━━━━━ EXTRACTED DATA ━━━━━

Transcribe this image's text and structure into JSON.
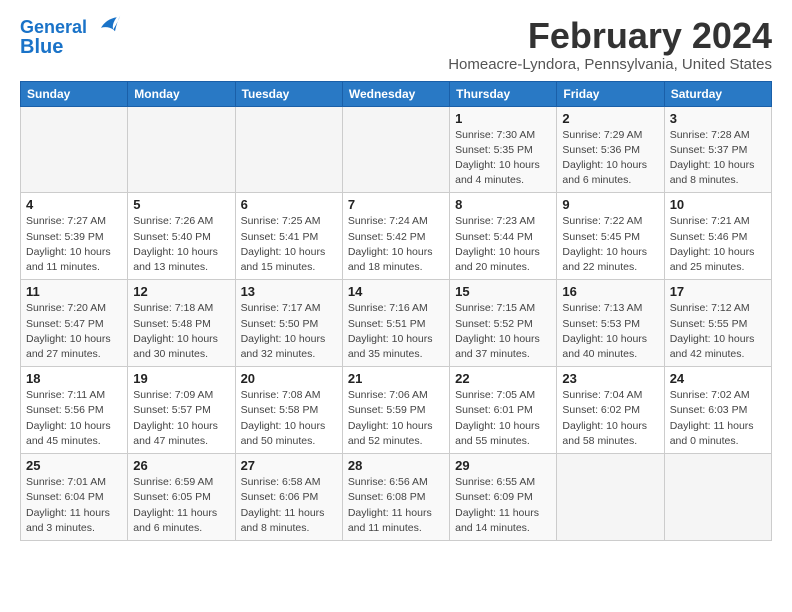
{
  "header": {
    "logo_line1": "General",
    "logo_line2": "Blue",
    "title": "February 2024",
    "subtitle": "Homeacre-Lyndora, Pennsylvania, United States"
  },
  "days_of_week": [
    "Sunday",
    "Monday",
    "Tuesday",
    "Wednesday",
    "Thursday",
    "Friday",
    "Saturday"
  ],
  "weeks": [
    [
      {
        "day": "",
        "info": ""
      },
      {
        "day": "",
        "info": ""
      },
      {
        "day": "",
        "info": ""
      },
      {
        "day": "",
        "info": ""
      },
      {
        "day": "1",
        "info": "Sunrise: 7:30 AM\nSunset: 5:35 PM\nDaylight: 10 hours\nand 4 minutes."
      },
      {
        "day": "2",
        "info": "Sunrise: 7:29 AM\nSunset: 5:36 PM\nDaylight: 10 hours\nand 6 minutes."
      },
      {
        "day": "3",
        "info": "Sunrise: 7:28 AM\nSunset: 5:37 PM\nDaylight: 10 hours\nand 8 minutes."
      }
    ],
    [
      {
        "day": "4",
        "info": "Sunrise: 7:27 AM\nSunset: 5:39 PM\nDaylight: 10 hours\nand 11 minutes."
      },
      {
        "day": "5",
        "info": "Sunrise: 7:26 AM\nSunset: 5:40 PM\nDaylight: 10 hours\nand 13 minutes."
      },
      {
        "day": "6",
        "info": "Sunrise: 7:25 AM\nSunset: 5:41 PM\nDaylight: 10 hours\nand 15 minutes."
      },
      {
        "day": "7",
        "info": "Sunrise: 7:24 AM\nSunset: 5:42 PM\nDaylight: 10 hours\nand 18 minutes."
      },
      {
        "day": "8",
        "info": "Sunrise: 7:23 AM\nSunset: 5:44 PM\nDaylight: 10 hours\nand 20 minutes."
      },
      {
        "day": "9",
        "info": "Sunrise: 7:22 AM\nSunset: 5:45 PM\nDaylight: 10 hours\nand 22 minutes."
      },
      {
        "day": "10",
        "info": "Sunrise: 7:21 AM\nSunset: 5:46 PM\nDaylight: 10 hours\nand 25 minutes."
      }
    ],
    [
      {
        "day": "11",
        "info": "Sunrise: 7:20 AM\nSunset: 5:47 PM\nDaylight: 10 hours\nand 27 minutes."
      },
      {
        "day": "12",
        "info": "Sunrise: 7:18 AM\nSunset: 5:48 PM\nDaylight: 10 hours\nand 30 minutes."
      },
      {
        "day": "13",
        "info": "Sunrise: 7:17 AM\nSunset: 5:50 PM\nDaylight: 10 hours\nand 32 minutes."
      },
      {
        "day": "14",
        "info": "Sunrise: 7:16 AM\nSunset: 5:51 PM\nDaylight: 10 hours\nand 35 minutes."
      },
      {
        "day": "15",
        "info": "Sunrise: 7:15 AM\nSunset: 5:52 PM\nDaylight: 10 hours\nand 37 minutes."
      },
      {
        "day": "16",
        "info": "Sunrise: 7:13 AM\nSunset: 5:53 PM\nDaylight: 10 hours\nand 40 minutes."
      },
      {
        "day": "17",
        "info": "Sunrise: 7:12 AM\nSunset: 5:55 PM\nDaylight: 10 hours\nand 42 minutes."
      }
    ],
    [
      {
        "day": "18",
        "info": "Sunrise: 7:11 AM\nSunset: 5:56 PM\nDaylight: 10 hours\nand 45 minutes."
      },
      {
        "day": "19",
        "info": "Sunrise: 7:09 AM\nSunset: 5:57 PM\nDaylight: 10 hours\nand 47 minutes."
      },
      {
        "day": "20",
        "info": "Sunrise: 7:08 AM\nSunset: 5:58 PM\nDaylight: 10 hours\nand 50 minutes."
      },
      {
        "day": "21",
        "info": "Sunrise: 7:06 AM\nSunset: 5:59 PM\nDaylight: 10 hours\nand 52 minutes."
      },
      {
        "day": "22",
        "info": "Sunrise: 7:05 AM\nSunset: 6:01 PM\nDaylight: 10 hours\nand 55 minutes."
      },
      {
        "day": "23",
        "info": "Sunrise: 7:04 AM\nSunset: 6:02 PM\nDaylight: 10 hours\nand 58 minutes."
      },
      {
        "day": "24",
        "info": "Sunrise: 7:02 AM\nSunset: 6:03 PM\nDaylight: 11 hours\nand 0 minutes."
      }
    ],
    [
      {
        "day": "25",
        "info": "Sunrise: 7:01 AM\nSunset: 6:04 PM\nDaylight: 11 hours\nand 3 minutes."
      },
      {
        "day": "26",
        "info": "Sunrise: 6:59 AM\nSunset: 6:05 PM\nDaylight: 11 hours\nand 6 minutes."
      },
      {
        "day": "27",
        "info": "Sunrise: 6:58 AM\nSunset: 6:06 PM\nDaylight: 11 hours\nand 8 minutes."
      },
      {
        "day": "28",
        "info": "Sunrise: 6:56 AM\nSunset: 6:08 PM\nDaylight: 11 hours\nand 11 minutes."
      },
      {
        "day": "29",
        "info": "Sunrise: 6:55 AM\nSunset: 6:09 PM\nDaylight: 11 hours\nand 14 minutes."
      },
      {
        "day": "",
        "info": ""
      },
      {
        "day": "",
        "info": ""
      }
    ]
  ]
}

━━━━━

§ YOUR GOAL
Repeat the records above verbatim, with no pictures in the result.

§ REPLY TO THE TASK
Transcribe this image's text and structure into JSON.
{
  "header": {
    "logo_line1": "General",
    "logo_line2": "Blue",
    "title": "February 2024",
    "subtitle": "Homeacre-Lyndora, Pennsylvania, United States"
  },
  "days_of_week": [
    "Sunday",
    "Monday",
    "Tuesday",
    "Wednesday",
    "Thursday",
    "Friday",
    "Saturday"
  ],
  "weeks": [
    [
      {
        "day": "",
        "info": ""
      },
      {
        "day": "",
        "info": ""
      },
      {
        "day": "",
        "info": ""
      },
      {
        "day": "",
        "info": ""
      },
      {
        "day": "1",
        "info": "Sunrise: 7:30 AM\nSunset: 5:35 PM\nDaylight: 10 hours\nand 4 minutes."
      },
      {
        "day": "2",
        "info": "Sunrise: 7:29 AM\nSunset: 5:36 PM\nDaylight: 10 hours\nand 6 minutes."
      },
      {
        "day": "3",
        "info": "Sunrise: 7:28 AM\nSunset: 5:37 PM\nDaylight: 10 hours\nand 8 minutes."
      }
    ],
    [
      {
        "day": "4",
        "info": "Sunrise: 7:27 AM\nSunset: 5:39 PM\nDaylight: 10 hours\nand 11 minutes."
      },
      {
        "day": "5",
        "info": "Sunrise: 7:26 AM\nSunset: 5:40 PM\nDaylight: 10 hours\nand 13 minutes."
      },
      {
        "day": "6",
        "info": "Sunrise: 7:25 AM\nSunset: 5:41 PM\nDaylight: 10 hours\nand 15 minutes."
      },
      {
        "day": "7",
        "info": "Sunrise: 7:24 AM\nSunset: 5:42 PM\nDaylight: 10 hours\nand 18 minutes."
      },
      {
        "day": "8",
        "info": "Sunrise: 7:23 AM\nSunset: 5:44 PM\nDaylight: 10 hours\nand 20 minutes."
      },
      {
        "day": "9",
        "info": "Sunrise: 7:22 AM\nSunset: 5:45 PM\nDaylight: 10 hours\nand 22 minutes."
      },
      {
        "day": "10",
        "info": "Sunrise: 7:21 AM\nSunset: 5:46 PM\nDaylight: 10 hours\nand 25 minutes."
      }
    ],
    [
      {
        "day": "11",
        "info": "Sunrise: 7:20 AM\nSunset: 5:47 PM\nDaylight: 10 hours\nand 27 minutes."
      },
      {
        "day": "12",
        "info": "Sunrise: 7:18 AM\nSunset: 5:48 PM\nDaylight: 10 hours\nand 30 minutes."
      },
      {
        "day": "13",
        "info": "Sunrise: 7:17 AM\nSunset: 5:50 PM\nDaylight: 10 hours\nand 32 minutes."
      },
      {
        "day": "14",
        "info": "Sunrise: 7:16 AM\nSunset: 5:51 PM\nDaylight: 10 hours\nand 35 minutes."
      },
      {
        "day": "15",
        "info": "Sunrise: 7:15 AM\nSunset: 5:52 PM\nDaylight: 10 hours\nand 37 minutes."
      },
      {
        "day": "16",
        "info": "Sunrise: 7:13 AM\nSunset: 5:53 PM\nDaylight: 10 hours\nand 40 minutes."
      },
      {
        "day": "17",
        "info": "Sunrise: 7:12 AM\nSunset: 5:55 PM\nDaylight: 10 hours\nand 42 minutes."
      }
    ],
    [
      {
        "day": "18",
        "info": "Sunrise: 7:11 AM\nSunset: 5:56 PM\nDaylight: 10 hours\nand 45 minutes."
      },
      {
        "day": "19",
        "info": "Sunrise: 7:09 AM\nSunset: 5:57 PM\nDaylight: 10 hours\nand 47 minutes."
      },
      {
        "day": "20",
        "info": "Sunrise: 7:08 AM\nSunset: 5:58 PM\nDaylight: 10 hours\nand 50 minutes."
      },
      {
        "day": "21",
        "info": "Sunrise: 7:06 AM\nSunset: 5:59 PM\nDaylight: 10 hours\nand 52 minutes."
      },
      {
        "day": "22",
        "info": "Sunrise: 7:05 AM\nSunset: 6:01 PM\nDaylight: 10 hours\nand 55 minutes."
      },
      {
        "day": "23",
        "info": "Sunrise: 7:04 AM\nSunset: 6:02 PM\nDaylight: 10 hours\nand 58 minutes."
      },
      {
        "day": "24",
        "info": "Sunrise: 7:02 AM\nSunset: 6:03 PM\nDaylight: 11 hours\nand 0 minutes."
      }
    ],
    [
      {
        "day": "25",
        "info": "Sunrise: 7:01 AM\nSunset: 6:04 PM\nDaylight: 11 hours\nand 3 minutes."
      },
      {
        "day": "26",
        "info": "Sunrise: 6:59 AM\nSunset: 6:05 PM\nDaylight: 11 hours\nand 6 minutes."
      },
      {
        "day": "27",
        "info": "Sunrise: 6:58 AM\nSunset: 6:06 PM\nDaylight: 11 hours\nand 8 minutes."
      },
      {
        "day": "28",
        "info": "Sunrise: 6:56 AM\nSunset: 6:08 PM\nDaylight: 11 hours\nand 11 minutes."
      },
      {
        "day": "29",
        "info": "Sunrise: 6:55 AM\nSunset: 6:09 PM\nDaylight: 11 hours\nand 14 minutes."
      },
      {
        "day": "",
        "info": ""
      },
      {
        "day": "",
        "info": ""
      }
    ]
  ]
}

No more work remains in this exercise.